▶ [Work to be completed]
Take the data below and repeat it exactly.
BEGIN Information given
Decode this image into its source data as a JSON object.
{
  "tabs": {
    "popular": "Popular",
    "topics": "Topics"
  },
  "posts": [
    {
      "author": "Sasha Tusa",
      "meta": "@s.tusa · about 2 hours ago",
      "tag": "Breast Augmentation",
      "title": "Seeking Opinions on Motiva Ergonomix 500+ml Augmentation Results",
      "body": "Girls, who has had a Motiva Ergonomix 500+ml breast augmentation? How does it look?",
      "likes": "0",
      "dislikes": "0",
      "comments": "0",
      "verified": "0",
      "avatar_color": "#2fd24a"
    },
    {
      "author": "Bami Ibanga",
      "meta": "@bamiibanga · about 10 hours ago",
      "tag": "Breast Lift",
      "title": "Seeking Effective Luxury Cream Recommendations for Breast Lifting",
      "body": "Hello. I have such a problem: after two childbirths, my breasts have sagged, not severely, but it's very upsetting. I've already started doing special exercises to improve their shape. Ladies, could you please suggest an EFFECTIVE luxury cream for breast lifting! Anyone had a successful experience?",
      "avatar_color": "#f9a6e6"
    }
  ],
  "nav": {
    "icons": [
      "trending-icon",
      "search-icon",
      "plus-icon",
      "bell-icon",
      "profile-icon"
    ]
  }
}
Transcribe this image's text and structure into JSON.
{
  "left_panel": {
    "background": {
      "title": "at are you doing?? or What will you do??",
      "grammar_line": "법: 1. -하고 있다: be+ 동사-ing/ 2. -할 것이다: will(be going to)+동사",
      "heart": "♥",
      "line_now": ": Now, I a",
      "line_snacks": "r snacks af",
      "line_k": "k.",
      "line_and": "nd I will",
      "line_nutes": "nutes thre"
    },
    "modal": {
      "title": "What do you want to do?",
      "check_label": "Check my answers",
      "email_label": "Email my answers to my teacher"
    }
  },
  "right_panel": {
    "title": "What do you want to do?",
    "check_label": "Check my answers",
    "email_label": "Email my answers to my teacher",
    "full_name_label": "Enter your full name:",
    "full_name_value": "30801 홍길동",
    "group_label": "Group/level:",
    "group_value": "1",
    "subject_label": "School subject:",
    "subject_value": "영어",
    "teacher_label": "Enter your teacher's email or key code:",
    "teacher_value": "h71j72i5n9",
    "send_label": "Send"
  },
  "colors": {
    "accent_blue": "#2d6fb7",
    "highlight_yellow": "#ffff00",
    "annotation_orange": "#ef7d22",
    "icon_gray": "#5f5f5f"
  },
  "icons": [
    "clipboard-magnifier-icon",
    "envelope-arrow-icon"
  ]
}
END Information given
▶ [Response for this exercise]
Decode this image into its source data as a JSON object.
{
  "tabs": {
    "popular": "Popular",
    "topics": "Topics"
  },
  "posts": [
    {
      "author": "Sasha Tusa",
      "meta": "@s.tusa · about 2 hours ago",
      "tag": "Breast Augmentation",
      "title": "Seeking Opinions on Motiva Ergonomix 500+ml Augmentation Results",
      "body": "Girls, who has had a Motiva Ergonomix 500+ml breast augmentation? How does it look?",
      "likes": "0",
      "dislikes": "0",
      "comments": "0",
      "verified": "0",
      "avatar_color": "#2fd24a"
    },
    {
      "author": "Bami Ibanga",
      "meta": "@bamiibanga · about 10 hours ago",
      "tag": "Breast Lift",
      "title": "Seeking Effective Luxury Cream Recommendations for Breast Lifting",
      "body": "Hello. I have such a problem: after two childbirths, my breasts have sagged, not severely, but it's very upsetting. I've already started doing special exercises to improve their shape. Ladies, could you please suggest an EFFECTIVE luxury cream for breast lifting! Anyone had a successful experience?",
      "avatar_color": "#f9a6e6"
    }
  ],
  "nav": {
    "icons": [
      "trending-icon",
      "search-icon",
      "plus-icon",
      "bell-icon",
      "profile-icon"
    ]
  }
}
Transcribe this image's text and structure into JSON.
{
  "left_panel": {
    "background": {
      "title": "at are you doing?? or What will you do??",
      "grammar_line": "법: 1. -하고 있다: be+ 동사-ing/ 2. -할 것이다: will(be going to)+동사",
      "heart": "♥",
      "line_now": ": Now, I a",
      "line_snacks": "r snacks af",
      "line_k": "k.",
      "line_and": "nd I will",
      "line_nutes": "nutes thre"
    },
    "modal": {
      "title": "What do you want to do?",
      "check_label": "Check my answers",
      "email_label": "Email my answers to my teacher"
    }
  },
  "right_panel": {
    "title": "What do you want to do?",
    "check_label": "Check my answers",
    "email_label": "Email my answers to my teacher",
    "full_name_label": "Enter your full name:",
    "full_name_value": "30801 홍길동",
    "group_label": "Group/level:",
    "group_value": "1",
    "subject_label": "School subject:",
    "subject_value": "영어",
    "teacher_label": "Enter your teacher's email or key code:",
    "teacher_value": "h71j72i5n9",
    "send_label": "Send"
  },
  "colors": {
    "accent_blue": "#2d6fb7",
    "highlight_yellow": "#ffff00",
    "annotation_orange": "#ef7d22",
    "icon_gray": "#5f5f5f"
  },
  "icons": [
    "clipboard-magnifier-icon",
    "envelope-arrow-icon"
  ]
}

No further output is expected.